> **Assignment A**
Name every distinct username that appears in the comment thread about the SD card service.
> **Assignment B**
Write the next comment in the thread about the SD card service, picking up after its last post.

> **Selected text**
____________________
I updated the top post, you need to be more patient with me please... and stop scaring people! you do not loose no data from your sdcard, it is just not mounted! my workaround answer is a bash-script, if you are unable to see that you probably should stay away from this how-to!

chemist ( 2014-06-11 15:11:39 +0300 )edit

You're right, I've screwed up. To be honest, I don't understand half of the code what is be done there and I'm just trying to use common sense (and a good bit of good luck). I've used part of the rewritten code for 1.0.7.16 now, and it's working again.

RobNas ( 2014-06-13 14:17:31 +0300 )edit

@RobNas join me on IRC if you need help or anything, if you updated to 1.0.7.16/18 the only thing you need to do is create the androidsdcard.service and enable it (or the .mount Vuubi describes in his answer), if you had the early version without the "after mount-sd@..." and update the service file, you need to stop and disable it before you do, systemd needs to be reloaded to reflect the changes then you enable it again and everything should work as expected!
____________________
> **Data provided**
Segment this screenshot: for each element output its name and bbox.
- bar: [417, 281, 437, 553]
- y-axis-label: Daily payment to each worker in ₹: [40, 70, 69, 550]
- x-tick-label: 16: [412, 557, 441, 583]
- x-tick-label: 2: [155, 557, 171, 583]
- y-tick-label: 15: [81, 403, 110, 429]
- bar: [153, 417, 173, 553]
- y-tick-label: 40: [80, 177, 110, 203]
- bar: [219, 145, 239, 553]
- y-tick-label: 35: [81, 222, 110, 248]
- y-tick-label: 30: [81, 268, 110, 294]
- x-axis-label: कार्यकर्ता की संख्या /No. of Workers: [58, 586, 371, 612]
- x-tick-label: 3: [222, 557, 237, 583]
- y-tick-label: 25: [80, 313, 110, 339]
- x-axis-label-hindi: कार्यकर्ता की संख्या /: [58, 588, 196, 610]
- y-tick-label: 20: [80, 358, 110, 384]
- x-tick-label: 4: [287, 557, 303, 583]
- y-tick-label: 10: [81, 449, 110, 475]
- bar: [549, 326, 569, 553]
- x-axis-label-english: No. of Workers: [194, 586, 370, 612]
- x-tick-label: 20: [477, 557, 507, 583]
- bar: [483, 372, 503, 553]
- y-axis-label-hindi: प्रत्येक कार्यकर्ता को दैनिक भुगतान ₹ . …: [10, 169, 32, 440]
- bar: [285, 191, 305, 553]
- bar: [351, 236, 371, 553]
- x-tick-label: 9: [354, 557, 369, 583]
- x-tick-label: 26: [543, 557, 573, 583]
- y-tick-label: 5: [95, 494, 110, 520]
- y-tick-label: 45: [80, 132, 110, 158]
____________________
> **Exercise output A**
chemist, RobNas, Vuubi

> **Exercise output B**
chemist ( 2014-06-13 15:27:08 +0300 )edit

@chemist from step 1 ( umount /dev/mmcblk1p1 - unmount the card might be another /dev or even more than one) I am met with the message "umount: /media/sdcard/E42F-2BD2: umount failed: Operation not permitted"

please can you advise

ozzyo1212 ( 2015-01-11 12:14:18 +0300 )edit

@ozzyo1212 you probably need to be root to do that, if that did not help you need to be privileged (devel-su -p or -P iirc)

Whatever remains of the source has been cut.